— Begin —

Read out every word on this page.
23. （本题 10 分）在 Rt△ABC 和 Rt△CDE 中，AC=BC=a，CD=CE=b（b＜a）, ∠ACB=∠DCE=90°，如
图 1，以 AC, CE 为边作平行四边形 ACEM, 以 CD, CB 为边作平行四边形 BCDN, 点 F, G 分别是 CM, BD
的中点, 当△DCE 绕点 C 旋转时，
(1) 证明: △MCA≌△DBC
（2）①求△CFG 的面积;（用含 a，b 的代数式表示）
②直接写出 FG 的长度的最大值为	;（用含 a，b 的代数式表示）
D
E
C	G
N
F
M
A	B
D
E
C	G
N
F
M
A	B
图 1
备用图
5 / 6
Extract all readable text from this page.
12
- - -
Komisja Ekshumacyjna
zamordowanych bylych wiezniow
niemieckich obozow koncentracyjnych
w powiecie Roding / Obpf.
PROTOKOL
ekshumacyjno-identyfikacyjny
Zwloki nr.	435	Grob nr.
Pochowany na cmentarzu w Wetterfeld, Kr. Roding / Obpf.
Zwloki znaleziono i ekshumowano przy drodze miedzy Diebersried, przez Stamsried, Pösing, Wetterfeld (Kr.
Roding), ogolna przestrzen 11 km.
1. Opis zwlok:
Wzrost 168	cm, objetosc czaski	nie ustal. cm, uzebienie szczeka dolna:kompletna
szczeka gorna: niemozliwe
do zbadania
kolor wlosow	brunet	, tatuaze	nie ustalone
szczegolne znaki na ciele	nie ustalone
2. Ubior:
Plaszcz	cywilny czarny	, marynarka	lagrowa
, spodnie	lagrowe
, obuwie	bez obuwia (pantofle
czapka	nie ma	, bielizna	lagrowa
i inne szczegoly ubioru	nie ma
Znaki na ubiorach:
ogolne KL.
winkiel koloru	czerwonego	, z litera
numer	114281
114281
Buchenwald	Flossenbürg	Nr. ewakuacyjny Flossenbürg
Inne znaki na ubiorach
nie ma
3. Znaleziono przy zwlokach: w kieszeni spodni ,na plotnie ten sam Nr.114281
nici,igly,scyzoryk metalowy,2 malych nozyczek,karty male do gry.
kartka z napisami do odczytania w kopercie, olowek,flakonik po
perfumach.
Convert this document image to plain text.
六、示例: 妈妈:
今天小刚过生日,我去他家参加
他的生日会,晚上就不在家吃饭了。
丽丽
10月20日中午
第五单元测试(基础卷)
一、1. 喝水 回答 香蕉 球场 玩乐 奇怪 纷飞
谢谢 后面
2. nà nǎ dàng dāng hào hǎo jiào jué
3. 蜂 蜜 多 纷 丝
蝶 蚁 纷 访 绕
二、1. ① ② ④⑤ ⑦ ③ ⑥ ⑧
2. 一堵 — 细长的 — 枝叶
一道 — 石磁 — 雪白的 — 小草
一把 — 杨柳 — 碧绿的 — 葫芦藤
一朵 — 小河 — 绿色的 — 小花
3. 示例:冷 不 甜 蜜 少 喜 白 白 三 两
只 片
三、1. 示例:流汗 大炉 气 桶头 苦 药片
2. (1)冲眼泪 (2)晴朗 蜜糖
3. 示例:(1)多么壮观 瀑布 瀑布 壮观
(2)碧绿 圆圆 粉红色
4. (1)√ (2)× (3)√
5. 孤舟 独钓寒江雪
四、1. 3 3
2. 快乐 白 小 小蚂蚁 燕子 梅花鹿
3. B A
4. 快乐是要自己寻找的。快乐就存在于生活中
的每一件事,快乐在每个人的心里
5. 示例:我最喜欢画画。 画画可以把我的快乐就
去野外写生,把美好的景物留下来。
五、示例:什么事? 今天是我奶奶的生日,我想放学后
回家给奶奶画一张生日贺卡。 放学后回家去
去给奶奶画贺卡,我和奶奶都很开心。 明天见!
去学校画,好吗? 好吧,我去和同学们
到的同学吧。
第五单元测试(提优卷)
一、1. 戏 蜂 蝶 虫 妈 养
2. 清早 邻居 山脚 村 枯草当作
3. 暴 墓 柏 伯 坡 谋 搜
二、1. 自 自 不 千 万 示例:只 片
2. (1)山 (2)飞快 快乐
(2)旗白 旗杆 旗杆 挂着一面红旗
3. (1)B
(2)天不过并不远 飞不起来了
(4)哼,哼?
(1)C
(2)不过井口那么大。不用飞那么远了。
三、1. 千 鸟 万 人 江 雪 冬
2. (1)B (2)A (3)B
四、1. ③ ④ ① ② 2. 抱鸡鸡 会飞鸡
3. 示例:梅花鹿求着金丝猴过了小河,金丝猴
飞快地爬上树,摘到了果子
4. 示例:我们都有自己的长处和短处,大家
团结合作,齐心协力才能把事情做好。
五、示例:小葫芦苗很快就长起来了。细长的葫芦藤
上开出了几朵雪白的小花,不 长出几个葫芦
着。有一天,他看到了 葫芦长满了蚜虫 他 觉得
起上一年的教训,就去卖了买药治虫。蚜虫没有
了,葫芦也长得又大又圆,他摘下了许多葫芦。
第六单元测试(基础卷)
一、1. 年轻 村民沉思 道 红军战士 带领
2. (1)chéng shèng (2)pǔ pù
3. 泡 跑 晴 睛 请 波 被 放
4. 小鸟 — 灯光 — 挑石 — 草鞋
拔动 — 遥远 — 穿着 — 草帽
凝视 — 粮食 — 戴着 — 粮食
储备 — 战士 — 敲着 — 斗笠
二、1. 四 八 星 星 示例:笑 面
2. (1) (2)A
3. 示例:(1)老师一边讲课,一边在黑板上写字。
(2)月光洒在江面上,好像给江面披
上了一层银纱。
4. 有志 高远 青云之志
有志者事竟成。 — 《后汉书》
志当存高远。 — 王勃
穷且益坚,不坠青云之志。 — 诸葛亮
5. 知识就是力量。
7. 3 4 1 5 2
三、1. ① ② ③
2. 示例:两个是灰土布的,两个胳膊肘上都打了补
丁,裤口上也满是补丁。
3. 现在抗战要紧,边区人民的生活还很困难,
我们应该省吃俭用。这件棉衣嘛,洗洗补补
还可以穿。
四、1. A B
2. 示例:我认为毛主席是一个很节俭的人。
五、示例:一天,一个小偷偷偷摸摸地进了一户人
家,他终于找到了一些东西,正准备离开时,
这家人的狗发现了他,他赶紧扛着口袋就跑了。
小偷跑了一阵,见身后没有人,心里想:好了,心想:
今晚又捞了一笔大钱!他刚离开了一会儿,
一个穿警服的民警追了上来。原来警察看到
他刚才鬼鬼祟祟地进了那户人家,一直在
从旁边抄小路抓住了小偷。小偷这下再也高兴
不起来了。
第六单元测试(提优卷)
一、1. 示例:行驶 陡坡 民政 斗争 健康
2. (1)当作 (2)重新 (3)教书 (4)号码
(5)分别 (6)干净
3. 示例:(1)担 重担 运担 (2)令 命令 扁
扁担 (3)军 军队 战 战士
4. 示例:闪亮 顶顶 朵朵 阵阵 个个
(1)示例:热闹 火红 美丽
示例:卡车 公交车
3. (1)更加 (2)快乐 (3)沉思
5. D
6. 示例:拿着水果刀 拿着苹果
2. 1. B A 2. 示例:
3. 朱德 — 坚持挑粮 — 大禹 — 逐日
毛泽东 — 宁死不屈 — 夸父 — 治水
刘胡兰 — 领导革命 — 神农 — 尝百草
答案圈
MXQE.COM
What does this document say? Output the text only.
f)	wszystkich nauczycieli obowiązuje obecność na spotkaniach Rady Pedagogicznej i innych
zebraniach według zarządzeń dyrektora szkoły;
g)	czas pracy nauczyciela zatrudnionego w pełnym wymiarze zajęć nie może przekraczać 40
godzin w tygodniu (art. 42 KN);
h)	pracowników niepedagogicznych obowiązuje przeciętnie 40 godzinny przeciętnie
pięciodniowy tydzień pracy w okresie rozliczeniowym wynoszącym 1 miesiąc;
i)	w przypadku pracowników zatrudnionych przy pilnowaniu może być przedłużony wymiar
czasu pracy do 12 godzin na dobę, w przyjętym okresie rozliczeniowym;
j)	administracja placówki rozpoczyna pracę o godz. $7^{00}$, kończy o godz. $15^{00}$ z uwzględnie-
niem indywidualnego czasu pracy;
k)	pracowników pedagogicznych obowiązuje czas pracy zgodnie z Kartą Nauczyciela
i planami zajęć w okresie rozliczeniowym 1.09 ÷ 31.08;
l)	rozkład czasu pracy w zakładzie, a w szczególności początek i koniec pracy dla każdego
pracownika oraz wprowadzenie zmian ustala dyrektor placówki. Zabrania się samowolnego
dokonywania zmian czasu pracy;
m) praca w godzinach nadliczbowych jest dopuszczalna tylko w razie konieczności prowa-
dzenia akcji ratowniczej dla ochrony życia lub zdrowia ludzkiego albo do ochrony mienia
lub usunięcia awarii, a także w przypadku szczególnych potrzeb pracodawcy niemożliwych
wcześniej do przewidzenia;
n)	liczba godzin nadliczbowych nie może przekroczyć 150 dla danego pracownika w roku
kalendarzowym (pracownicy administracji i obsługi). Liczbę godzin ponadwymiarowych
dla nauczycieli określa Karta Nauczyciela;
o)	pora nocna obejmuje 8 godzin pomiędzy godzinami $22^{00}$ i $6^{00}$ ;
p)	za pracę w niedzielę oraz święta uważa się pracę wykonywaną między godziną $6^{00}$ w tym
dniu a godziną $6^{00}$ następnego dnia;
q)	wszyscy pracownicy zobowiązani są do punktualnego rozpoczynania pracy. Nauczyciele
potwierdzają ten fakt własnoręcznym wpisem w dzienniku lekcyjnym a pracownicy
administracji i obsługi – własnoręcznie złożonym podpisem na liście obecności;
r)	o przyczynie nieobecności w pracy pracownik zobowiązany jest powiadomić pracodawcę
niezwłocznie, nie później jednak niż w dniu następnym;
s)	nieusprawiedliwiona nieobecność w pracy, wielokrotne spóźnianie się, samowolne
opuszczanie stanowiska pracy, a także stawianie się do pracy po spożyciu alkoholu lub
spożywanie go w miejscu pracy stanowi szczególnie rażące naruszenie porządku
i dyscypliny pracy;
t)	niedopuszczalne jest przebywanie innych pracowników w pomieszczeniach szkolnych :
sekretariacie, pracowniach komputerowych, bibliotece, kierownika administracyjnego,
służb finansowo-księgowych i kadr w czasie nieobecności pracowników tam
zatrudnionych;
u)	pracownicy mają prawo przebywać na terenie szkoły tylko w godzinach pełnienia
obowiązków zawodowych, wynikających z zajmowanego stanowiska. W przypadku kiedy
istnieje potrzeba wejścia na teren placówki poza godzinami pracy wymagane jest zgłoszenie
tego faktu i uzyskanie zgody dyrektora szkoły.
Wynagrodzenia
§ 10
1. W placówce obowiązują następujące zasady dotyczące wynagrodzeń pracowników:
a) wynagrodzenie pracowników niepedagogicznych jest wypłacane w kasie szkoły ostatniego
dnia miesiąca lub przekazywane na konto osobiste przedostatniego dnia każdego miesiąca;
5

— End —

### Exercise brief:
Using the listing above, pick out each line that contains the word "Wetterfeld", then copy it.

### Solution to this problem:
Pochowany na cmentarzu w Wetterfeld, Kr. Roding / Obpf.
Zwloki znaleziono i ekshumowano przy drodze miedzy Diebersried, przez Stamsried, Pösing, Wetterfeld (Kr.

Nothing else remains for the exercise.